(Dataset entries)
════════════════

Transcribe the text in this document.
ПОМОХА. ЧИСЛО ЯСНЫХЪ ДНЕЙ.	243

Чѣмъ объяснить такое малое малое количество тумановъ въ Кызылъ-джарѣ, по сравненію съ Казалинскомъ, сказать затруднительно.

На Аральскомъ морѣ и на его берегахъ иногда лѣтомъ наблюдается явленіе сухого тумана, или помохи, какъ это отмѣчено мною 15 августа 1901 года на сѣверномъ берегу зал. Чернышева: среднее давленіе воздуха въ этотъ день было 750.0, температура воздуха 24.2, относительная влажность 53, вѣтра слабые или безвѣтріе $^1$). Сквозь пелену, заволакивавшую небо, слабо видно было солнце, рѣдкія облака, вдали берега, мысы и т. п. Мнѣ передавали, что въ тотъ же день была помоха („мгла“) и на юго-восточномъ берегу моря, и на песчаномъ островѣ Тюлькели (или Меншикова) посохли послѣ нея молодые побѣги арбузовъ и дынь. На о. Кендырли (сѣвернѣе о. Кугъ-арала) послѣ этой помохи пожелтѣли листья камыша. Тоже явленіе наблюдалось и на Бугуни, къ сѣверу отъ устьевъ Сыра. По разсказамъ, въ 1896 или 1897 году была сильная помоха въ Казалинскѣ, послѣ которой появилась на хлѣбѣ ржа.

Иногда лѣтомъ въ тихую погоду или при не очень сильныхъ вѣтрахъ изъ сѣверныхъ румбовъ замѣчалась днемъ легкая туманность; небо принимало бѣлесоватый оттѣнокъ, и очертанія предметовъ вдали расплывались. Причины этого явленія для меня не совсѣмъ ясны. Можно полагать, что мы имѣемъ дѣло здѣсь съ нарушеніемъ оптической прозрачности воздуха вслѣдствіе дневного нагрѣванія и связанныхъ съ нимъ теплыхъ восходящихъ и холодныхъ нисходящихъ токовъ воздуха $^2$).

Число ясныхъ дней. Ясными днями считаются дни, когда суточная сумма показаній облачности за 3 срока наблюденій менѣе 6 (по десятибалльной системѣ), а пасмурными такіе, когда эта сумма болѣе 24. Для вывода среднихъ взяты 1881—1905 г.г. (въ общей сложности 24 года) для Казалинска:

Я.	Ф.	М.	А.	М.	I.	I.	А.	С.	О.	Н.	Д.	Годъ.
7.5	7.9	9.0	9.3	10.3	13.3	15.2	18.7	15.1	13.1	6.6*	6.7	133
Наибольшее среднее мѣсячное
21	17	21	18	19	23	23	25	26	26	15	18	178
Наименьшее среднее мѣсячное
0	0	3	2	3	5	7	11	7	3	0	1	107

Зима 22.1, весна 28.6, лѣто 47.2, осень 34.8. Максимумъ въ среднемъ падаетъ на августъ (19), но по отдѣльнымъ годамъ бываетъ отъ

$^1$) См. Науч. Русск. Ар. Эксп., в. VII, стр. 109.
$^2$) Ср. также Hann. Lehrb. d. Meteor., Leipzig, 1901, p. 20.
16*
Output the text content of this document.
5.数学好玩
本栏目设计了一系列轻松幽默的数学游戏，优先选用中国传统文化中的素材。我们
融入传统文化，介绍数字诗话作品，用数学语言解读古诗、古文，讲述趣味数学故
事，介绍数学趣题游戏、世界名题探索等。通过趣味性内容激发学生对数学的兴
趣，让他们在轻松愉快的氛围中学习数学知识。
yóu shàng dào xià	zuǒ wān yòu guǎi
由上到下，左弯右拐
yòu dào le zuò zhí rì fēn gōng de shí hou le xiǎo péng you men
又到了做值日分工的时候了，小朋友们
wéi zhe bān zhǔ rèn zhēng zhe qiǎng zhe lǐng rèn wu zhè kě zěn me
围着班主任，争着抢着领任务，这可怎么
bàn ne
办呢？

════════════════

Write out every record verbatim.

= Exercise output =
Transcribe the text in this document.
ПОМОХА. ЧИСЛО ЯСНЫХЪ ДНЕЙ.	243

Чѣмъ объяснить такое малое малое количество тумановъ въ Кызылъ-джарѣ, по сравненію съ Казалинскомъ, сказать затруднительно.

На Аральскомъ морѣ и на его берегахъ иногда лѣтомъ наблюдается явленіе сухого тумана, или помохи, какъ это отмѣчено мною 15 августа 1901 года на сѣверномъ берегу зал. Чернышева: среднее давленіе воздуха въ этотъ день было 750.0, температура воздуха 24.2, относительная влажность 53, вѣтра слабые или безвѣтріе $^1$). Сквозь пелену, заволакивавшую небо, слабо видно было солнце, рѣдкія облака, вдали берега, мысы и т. п. Мнѣ передавали, что въ тотъ же день была помоха („мгла“) и на юго-восточномъ берегу моря, и на песчаномъ островѣ Тюлькели (или Меншикова) посохли послѣ нея молодые побѣги арбузовъ и дынь. На о. Кендырли (сѣвернѣе о. Кугъ-арала) послѣ этой помохи пожелтѣли листья камыша. Тоже явленіе наблюдалось и на Бугуни, къ сѣверу отъ устьевъ Сыра. По разсказамъ, въ 1896 или 1897 году была сильная помоха въ Казалинскѣ, послѣ которой появилась на хлѣбѣ ржа.

Иногда лѣтомъ въ тихую погоду или при не очень сильныхъ вѣтрахъ изъ сѣверныхъ румбовъ замѣчалась днемъ легкая туманность; небо принимало бѣлесоватый оттѣнокъ, и очертанія предметовъ вдали расплывались. Причины этого явленія для меня не совсѣмъ ясны. Можно полагать, что мы имѣемъ дѣло здѣсь съ нарушеніемъ оптической прозрачности воздуха вслѣдствіе дневного нагрѣванія и связанныхъ съ нимъ теплыхъ восходящихъ и холодныхъ нисходящихъ токовъ воздуха $^2$).

Число ясныхъ дней. Ясными днями считаются дни, когда суточная сумма показаній облачности за 3 срока наблюденій менѣе 6 (по десятибалльной системѣ), а пасмурными такіе, когда эта сумма болѣе 24. Для вывода среднихъ взяты 1881—1905 г.г. (въ общей сложности 24 года) для Казалинска:

Я.	Ф.	М.	А.	М.	I.	I.	А.	С.	О.	Н.	Д.	Годъ.
7.5	7.9	9.0	9.3	10.3	13.3	15.2	18.7	15.1	13.1	6.6*	6.7	133
Наибольшее среднее мѣсячное
21	17	21	18	19	23	23	25	26	26	15	18	178
Наименьшее среднее мѣсячное
0	0	3	2	3	5	7	11	7	3	0	1	107

Зима 22.1, весна 28.6, лѣто 47.2, осень 34.8. Максимумъ въ среднемъ падаетъ на августъ (19), но по отдѣльнымъ годамъ бываетъ отъ

$^1$) См. Науч. Русск. Ар. Эксп., в. VII, стр. 109.
$^2$) Ср. также Hann. Lehrb. d. Meteor., Leipzig, 1901, p. 20.
16*
Output the text content of this document.
5.数学好玩
本栏目设计了一系列轻松幽默的数学游戏，优先选用中国传统文化中的素材。我们
融入传统文化，介绍数字诗话作品，用数学语言解读古诗、古文，讲述趣味数学故
事，介绍数学趣题游戏、世界名题探索等。通过趣味性内容激发学生对数学的兴
趣，让他们在轻松愉快的氛围中学习数学知识。
yóu shàng dào xià	zuǒ wān yòu guǎi
由上到下，左弯右拐
yòu dào le zuò zhí rì fēn gōng de shí hou le xiǎo péng you men
又到了做值日分工的时候了，小朋友们
wéi zhe bān zhǔ rèn zhēng zhe qiǎng zhe lǐng rèn wu zhè kě zěn me
围着班主任，争着抢着领任务，这可怎么
bàn ne
办呢？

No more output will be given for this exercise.